• [WHAT THE EXERCISE ASKS]:
Extract the text of each entry below exactly, leaving every image behind.

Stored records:
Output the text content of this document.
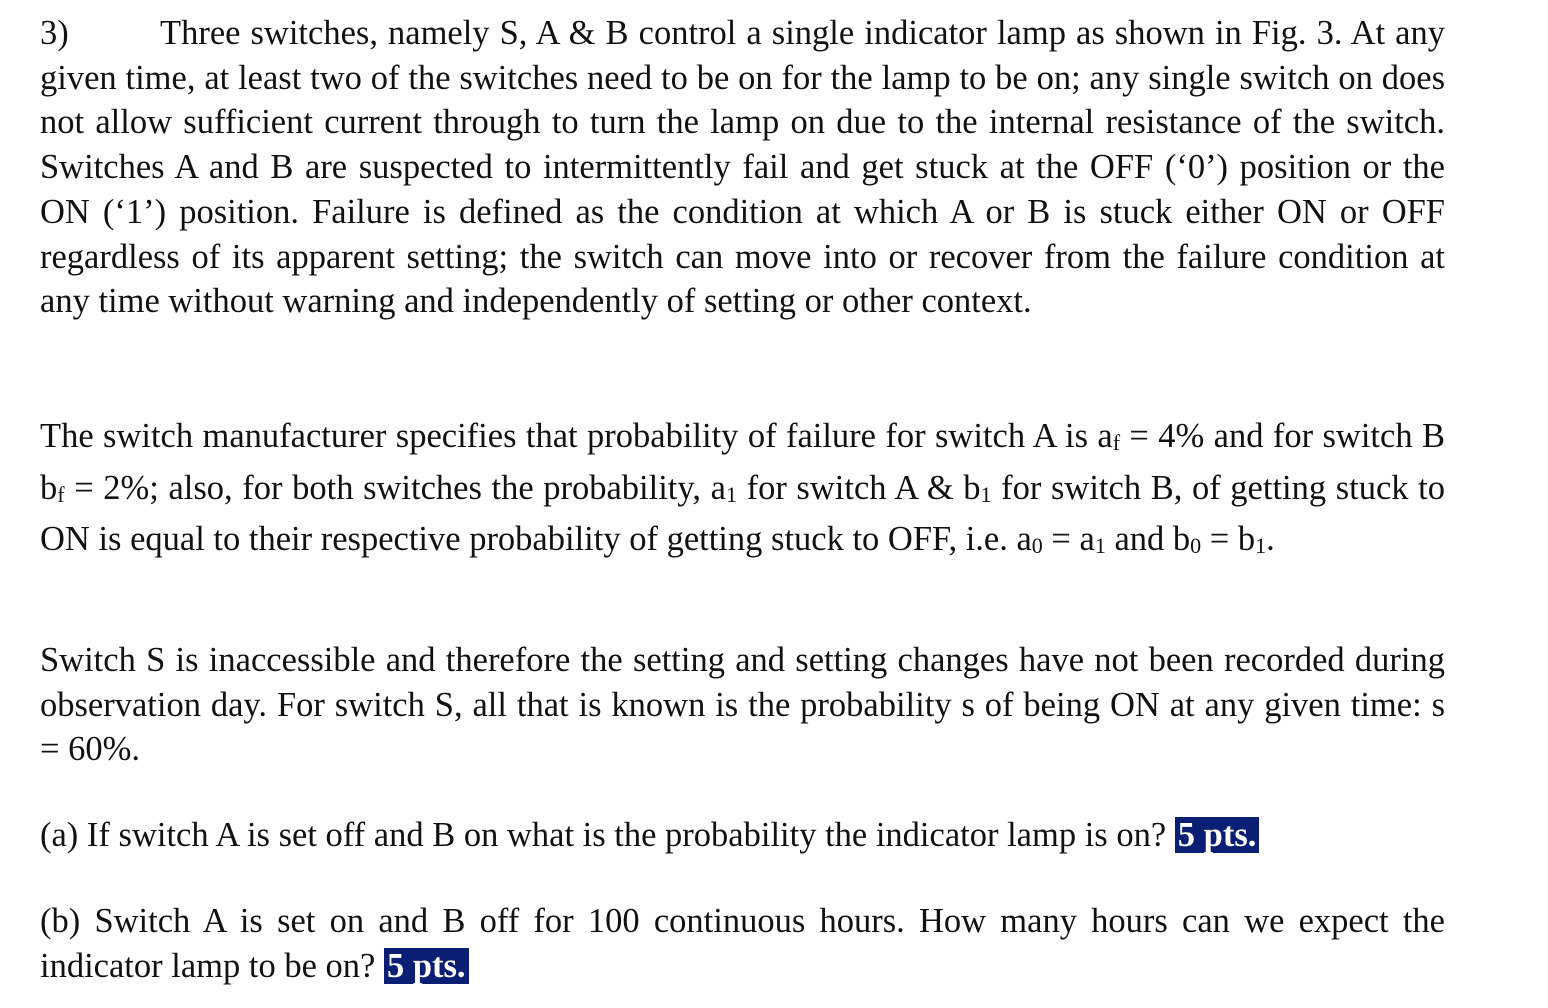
3)	Three switches, namely S, A & B control a single indicator lamp as shown in Fig. 3. At any given time, at least two of the switches need to be on for the lamp to be on; any single switch on does not allow sufficient current through to turn the lamp on due to the internal resistance of the switch. Switches A and B are suspected to intermittently fail and get stuck at the OFF (‘0’) position or the ON (‘1’) position. Failure is defined as the condition at which A or B is stuck either ON or OFF regardless of its apparent setting; the switch can move into or recover from the failure condition at any time without warning and independently of setting or other context.
The switch manufacturer specifies that probability of failure for switch A is af = 4% and for switch B bf = 2%; also, for both switches the probability, a1 for switch A & b1 for switch B, of getting stuck to ON is equal to their respective probability of getting stuck to OFF, i.e. a0 = a1 and b0 = b1.
Switch S is inaccessible and therefore the setting and setting changes have not been recorded during observation day. For switch S, all that is known is the probability s of being ON at any given time: s = 60%.
(a) If switch A is set off and B on what is the probability the indicator lamp is on? 5 pts.
(b) Switch A is set on and B off for 100 continuous hours. How many hours can we expect the indicator lamp to be on? 5 pts.
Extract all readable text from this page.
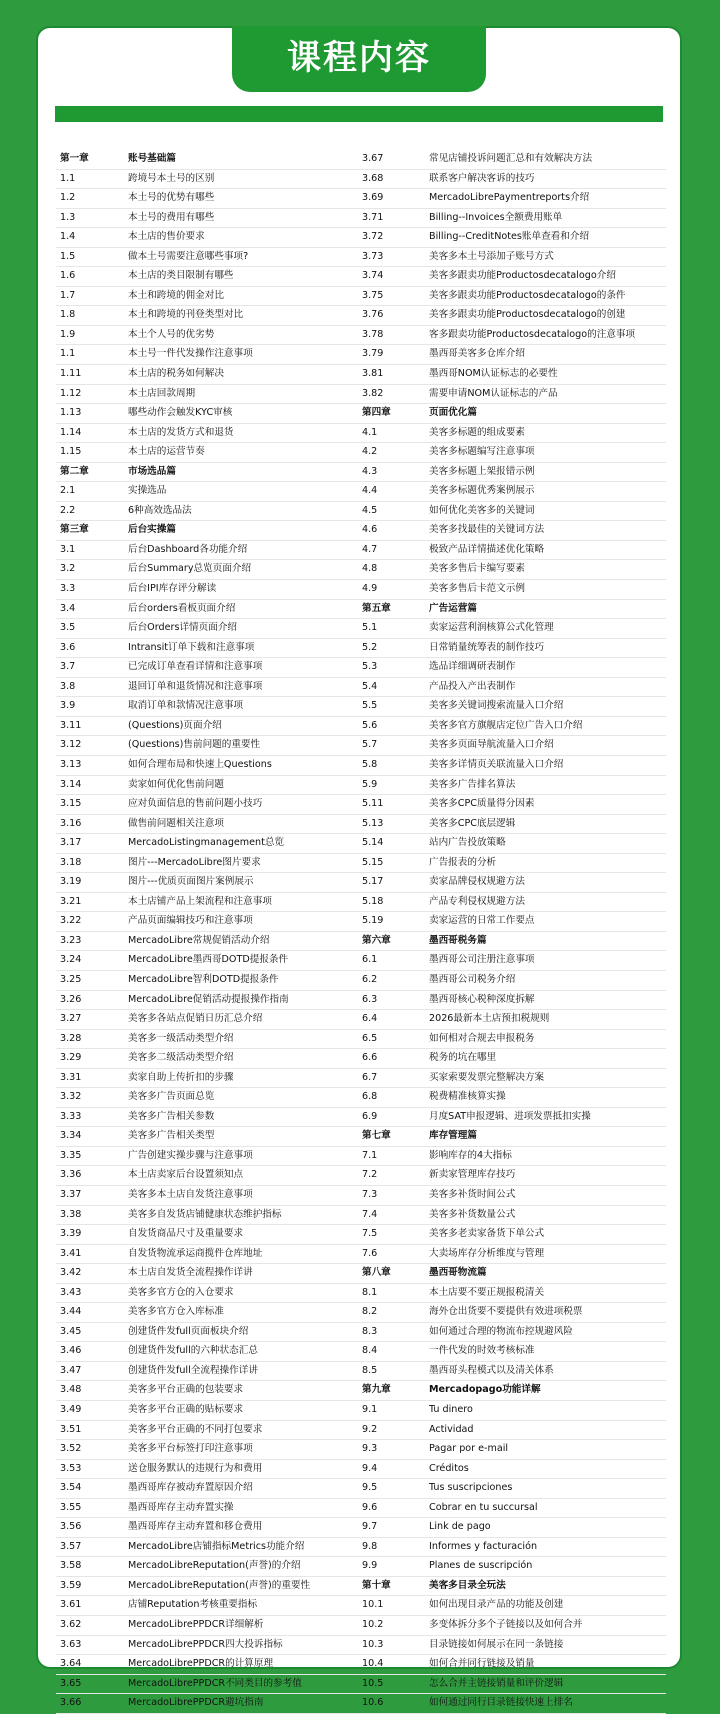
课程内容
第一章	账号基础篇
1.1	跨境号本土号的区别
1.2	本土号的优势有哪些
1.3	本土号的费用有哪些
1.4	本土店的售价要求
1.5	做本土号需要注意哪些事项?
1.6	本土店的类目限制有哪些
1.7	本土和跨境的佣金对比
1.8	本土和跨境的刊登类型对比
1.9	本土个人号的优劣势
1.1	本土号一件代发操作注意事项
1.11	本土店的税务如何解决
1.12	本土店回款周期
1.13	哪些动作会触发KYC审核
1.14	本土店的发货方式和退货
1.15	本土店的运营节奏
第二章	市场选品篇
2.1	实操选品
2.2	6种高效选品法
第三章	后台实操篇
3.1	后台Dashboard各功能介绍
3.2	后台Summary总览页面介绍
3.3	后台IPI库存评分解读
3.4	后台orders看板页面介绍
3.5	后台Orders详情页面介绍
3.6	Intransit订单下载和注意事项
3.7	已完成订单查看详情和注意事项
3.8	退回订单和退货情况和注意事项
3.9	取消订单和款情况注意事项
3.11	(Questions)页面介绍
3.12	(Questions)售前问题的重要性
3.13	如何合理布局和快速上Questions
3.14	卖家如何优化售前问题
3.15	应对负面信息的售前问题小技巧
3.16	做售前问题相关注意项
3.17	MercadoListingmanagement总览
3.18	图片---MercadoLibre图片要求
3.19	图片---优质页面图片案例展示
3.21	本土店铺产品上架流程和注意事项
3.22	产品页面编辑技巧和注意事项
3.23	MercadoLibre常规促销活动介绍
3.24	MercadoLibre墨西哥DOTD提报条件
3.25	MercadoLibre智利DOTD提报条件
3.26	MercadoLibre促销活动提报操作指南
3.27	美客多各站点促销日历汇总介绍
3.28	美客多一级活动类型介绍
3.29	美客多二级活动类型介绍
3.31	卖家自助上传折扣的步骤
3.32	美客多广告页面总览
3.33	美客多广告相关参数
3.34	美客多广告相关类型
3.35	广告创建实操步骤与注意事项
3.36	本土店卖家后台设置须知点
3.37	美客多本土店自发货注意事项
3.38	美客多自发货店铺健康状态维护指标
3.39	自发货商品尺寸及重量要求
3.41	自发货物流承运商揽件仓库地址
3.42	本土店自发货全流程操作详讲
3.43	美客多官方仓的入仓要求
3.44	美客多官方仓入库标准
3.45	创建货件发full页面板块介绍
3.46	创建货件发full的六种状态汇总
3.47	创建货件发full全流程操作详讲
3.48	美客多平台正确的包装要求
3.49	美客多平台正确的贴标要求
3.51	美客多平台正确的不同打包要求
3.52	美客多平台标签打印注意事项
3.53	送仓服务默认的违规行为和费用
3.54	墨西哥库存被动弃置原因介绍
3.55	墨西哥库存主动弃置实操
3.56	墨西哥库存主动弃置和移仓费用
3.57	MercadoLibre店铺指标Metrics功能介绍
3.58	MercadoLibreReputation(声誉)的介绍
3.59	MercadoLibreReputation(声誉)的重要性
3.61	店铺Reputation考核重要指标
3.62	MercadoLibrePPDCR详细解析
3.63	MercadoLibrePPDCR四大投诉指标
3.64	MercadoLibrePPDCR的计算原理
3.65	MercadoLibrePPDCR不同类目的参考值
3.66	MercadoLibrePPDCR避坑指南
3.67	常见店铺投诉问题汇总和有效解决方法
3.68	联系客户解决客诉的技巧
3.69	MercadoLibrePaymentreports介绍
3.71	Billing--Invoices全额费用账单
3.72	Billing--CreditNotes账单查看和介绍
3.73	美客多本土号添加子账号方式
3.74	美客多跟卖功能Productosdecatalogo介绍
3.75	美客多跟卖功能Productosdecatalogo的条件
3.76	美客多跟卖功能Productosdecatalogo的创建
3.78	客多跟卖功能Productosdecatalogo的注意事项
3.79	墨西哥美客多仓库介绍
3.81	墨西哥NOM认证标志的必要性
3.82	需要申请NOM认证标志的产品
第四章	页面优化篇
4.1	美客多标题的组成要素
4.2	美客多标题编写注意事项
4.3	美客多标题上架报错示例
4.4	美客多标题优秀案例展示
4.5	如何优化美客多的关键词
4.6	美客多找最佳的关键词方法
4.7	极致产品详情描述优化策略
4.8	美客多售后卡编写要素
4.9	美客多售后卡范文示例
第五章	广告运营篇
5.1	卖家运营利润核算公式化管理
5.2	日常销量统筹表的制作技巧
5.3	选品详细调研表制作
5.4	产品投入产出表制作
5.5	美客多关键词搜索流量入口介绍
5.6	美客多官方旗舰店定位广告入口介绍
5.7	美客多页面导航流量入口介绍
5.8	美客多详情页关联流量入口介绍
5.9	美客多广告排名算法
5.11	美客多CPC质量得分因素
5.13	美客多CPC底层逻辑
5.14	站内广告投放策略
5.15	广告报表的分析
5.17	卖家品牌侵权规避方法
5.18	产品专利侵权规避方法
5.19	卖家运营的日常工作要点
第六章	墨西哥税务篇
6.1	墨西哥公司注册注意事项
6.2	墨西哥公司税务介绍
6.3	墨西哥核心税种深度拆解
6.4	2026最新本土店预扣税规则
6.5	如何相对合规去申报税务
6.6	税务的坑在哪里
6.7	买家索要发票完整解决方案
6.8	税费精准核算实操
6.9	月度SAT申报逻辑、进项发票抵扣实操
第七章	库存管理篇
7.1	影响库存的4大指标
7.2	新卖家管理库存技巧
7.3	美客多补货时间公式
7.4	美客多补货数量公式
7.5	美客多老卖家备货下单公式
7.6	大卖场库存分析维度与管理
第八章	墨西哥物流篇
8.1	本土店要不要正规报税清关
8.2	海外仓出货要不要提供有效进项税票
8.3	如何通过合理的物流布控规避风险
8.4	一件代发的时效考核标准
8.5	墨西哥头程模式以及清关体系
第九章	Mercadopago功能详解
9.1	Tu dinero
9.2	Actividad
9.3	Pagar por e-mail
9.4	Créditos
9.5	Tus suscripciones
9.6	Cobrar en tu succursal
9.7	Link de pago
9.8	Informes y facturación
9.9	Planes de suscripción
第十章	美客多目录全玩法
10.1	如何出现目录产品的功能及创建
10.2	多变体拆分多个子链接以及如何合并
10.3	目录链接如何展示在同一条链接
10.4	如何合并同行链接及销量
10.5	怎么合并主链接销量和评价逻辑
10.6	如何通过同行目录链接快速上排名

• [RESULT OF THE TASK]:
Output the text content of this document.
3)	Three switches, namely S, A & B control a single indicator lamp as shown in Fig. 3. At any given time, at least two of the switches need to be on for the lamp to be on; any single switch on does not allow sufficient current through to turn the lamp on due to the internal resistance of the switch. Switches A and B are suspected to intermittently fail and get stuck at the OFF (‘0’) position or the ON (‘1’) position. Failure is defined as the condition at which A or B is stuck either ON or OFF regardless of its apparent setting; the switch can move into or recover from the failure condition at any time without warning and independently of setting or other context.
The switch manufacturer specifies that probability of failure for switch A is af = 4% and for switch B bf = 2%; also, for both switches the probability, a1 for switch A & b1 for switch B, of getting stuck to ON is equal to their respective probability of getting stuck to OFF, i.e. a0 = a1 and b0 = b1.
Switch S is inaccessible and therefore the setting and setting changes have not been recorded during observation day. For switch S, all that is known is the probability s of being ON at any given time: s = 60%.
(a) If switch A is set off and B on what is the probability the indicator lamp is on? 5 pts.
(b) Switch A is set on and B off for 100 continuous hours. How many hours can we expect the indicator lamp to be on? 5 pts.
Extract all readable text from this page.
课程内容
第一章	账号基础篇
1.1	跨境号本土号的区别
1.2	本土号的优势有哪些
1.3	本土号的费用有哪些
1.4	本土店的售价要求
1.5	做本土号需要注意哪些事项?
1.6	本土店的类目限制有哪些
1.7	本土和跨境的佣金对比
1.8	本土和跨境的刊登类型对比
1.9	本土个人号的优劣势
1.1	本土号一件代发操作注意事项
1.11	本土店的税务如何解决
1.12	本土店回款周期
1.13	哪些动作会触发KYC审核
1.14	本土店的发货方式和退货
1.15	本土店的运营节奏
第二章	市场选品篇
2.1	实操选品
2.2	6种高效选品法
第三章	后台实操篇
3.1	后台Dashboard各功能介绍
3.2	后台Summary总览页面介绍
3.3	后台IPI库存评分解读
3.4	后台orders看板页面介绍
3.5	后台Orders详情页面介绍
3.6	Intransit订单下载和注意事项
3.7	已完成订单查看详情和注意事项
3.8	退回订单和退货情况和注意事项
3.9	取消订单和款情况注意事项
3.11	(Questions)页面介绍
3.12	(Questions)售前问题的重要性
3.13	如何合理布局和快速上Questions
3.14	卖家如何优化售前问题
3.15	应对负面信息的售前问题小技巧
3.16	做售前问题相关注意项
3.17	MercadoListingmanagement总览
3.18	图片---MercadoLibre图片要求
3.19	图片---优质页面图片案例展示
3.21	本土店铺产品上架流程和注意事项
3.22	产品页面编辑技巧和注意事项
3.23	MercadoLibre常规促销活动介绍
3.24	MercadoLibre墨西哥DOTD提报条件
3.25	MercadoLibre智利DOTD提报条件
3.26	MercadoLibre促销活动提报操作指南
3.27	美客多各站点促销日历汇总介绍
3.28	美客多一级活动类型介绍
3.29	美客多二级活动类型介绍
3.31	卖家自助上传折扣的步骤
3.32	美客多广告页面总览
3.33	美客多广告相关参数
3.34	美客多广告相关类型
3.35	广告创建实操步骤与注意事项
3.36	本土店卖家后台设置须知点
3.37	美客多本土店自发货注意事项
3.38	美客多自发货店铺健康状态维护指标
3.39	自发货商品尺寸及重量要求
3.41	自发货物流承运商揽件仓库地址
3.42	本土店自发货全流程操作详讲
3.43	美客多官方仓的入仓要求
3.44	美客多官方仓入库标准
3.45	创建货件发full页面板块介绍
3.46	创建货件发full的六种状态汇总
3.47	创建货件发full全流程操作详讲
3.48	美客多平台正确的包装要求
3.49	美客多平台正确的贴标要求
3.51	美客多平台正确的不同打包要求
3.52	美客多平台标签打印注意事项
3.53	送仓服务默认的违规行为和费用
3.54	墨西哥库存被动弃置原因介绍
3.55	墨西哥库存主动弃置实操
3.56	墨西哥库存主动弃置和移仓费用
3.57	MercadoLibre店铺指标Metrics功能介绍
3.58	MercadoLibreReputation(声誉)的介绍
3.59	MercadoLibreReputation(声誉)的重要性
3.61	店铺Reputation考核重要指标
3.62	MercadoLibrePPDCR详细解析
3.63	MercadoLibrePPDCR四大投诉指标
3.64	MercadoLibrePPDCR的计算原理
3.65	MercadoLibrePPDCR不同类目的参考值
3.66	MercadoLibrePPDCR避坑指南
3.67	常见店铺投诉问题汇总和有效解决方法
3.68	联系客户解决客诉的技巧
3.69	MercadoLibrePaymentreports介绍
3.71	Billing--Invoices全额费用账单
3.72	Billing--CreditNotes账单查看和介绍
3.73	美客多本土号添加子账号方式
3.74	美客多跟卖功能Productosdecatalogo介绍
3.75	美客多跟卖功能Productosdecatalogo的条件
3.76	美客多跟卖功能Productosdecatalogo的创建
3.78	客多跟卖功能Productosdecatalogo的注意事项
3.79	墨西哥美客多仓库介绍
3.81	墨西哥NOM认证标志的必要性
3.82	需要申请NOM认证标志的产品
第四章	页面优化篇
4.1	美客多标题的组成要素
4.2	美客多标题编写注意事项
4.3	美客多标题上架报错示例
4.4	美客多标题优秀案例展示
4.5	如何优化美客多的关键词
4.6	美客多找最佳的关键词方法
4.7	极致产品详情描述优化策略
4.8	美客多售后卡编写要素
4.9	美客多售后卡范文示例
第五章	广告运营篇
5.1	卖家运营利润核算公式化管理
5.2	日常销量统筹表的制作技巧
5.3	选品详细调研表制作
5.4	产品投入产出表制作
5.5	美客多关键词搜索流量入口介绍
5.6	美客多官方旗舰店定位广告入口介绍
5.7	美客多页面导航流量入口介绍
5.8	美客多详情页关联流量入口介绍
5.9	美客多广告排名算法
5.11	美客多CPC质量得分因素
5.13	美客多CPC底层逻辑
5.14	站内广告投放策略
5.15	广告报表的分析
5.17	卖家品牌侵权规避方法
5.18	产品专利侵权规避方法
5.19	卖家运营的日常工作要点
第六章	墨西哥税务篇
6.1	墨西哥公司注册注意事项
6.2	墨西哥公司税务介绍
6.3	墨西哥核心税种深度拆解
6.4	2026最新本土店预扣税规则
6.5	如何相对合规去申报税务
6.6	税务的坑在哪里
6.7	买家索要发票完整解决方案
6.8	税费精准核算实操
6.9	月度SAT申报逻辑、进项发票抵扣实操
第七章	库存管理篇
7.1	影响库存的4大指标
7.2	新卖家管理库存技巧
7.3	美客多补货时间公式
7.4	美客多补货数量公式
7.5	美客多老卖家备货下单公式
7.6	大卖场库存分析维度与管理
第八章	墨西哥物流篇
8.1	本土店要不要正规报税清关
8.2	海外仓出货要不要提供有效进项税票
8.3	如何通过合理的物流布控规避风险
8.4	一件代发的时效考核标准
8.5	墨西哥头程模式以及清关体系
第九章	Mercadopago功能详解
9.1	Tu dinero
9.2	Actividad
9.3	Pagar por e-mail
9.4	Créditos
9.5	Tus suscripciones
9.6	Cobrar en tu succursal
9.7	Link de pago
9.8	Informes y facturación
9.9	Planes de suscripción
第十章	美客多目录全玩法
10.1	如何出现目录产品的功能及创建
10.2	多变体拆分多个子链接以及如何合并
10.3	目录链接如何展示在同一条链接
10.4	如何合并同行链接及销量
10.5	怎么合并主链接销量和评价逻辑
10.6	如何通过同行目录链接快速上排名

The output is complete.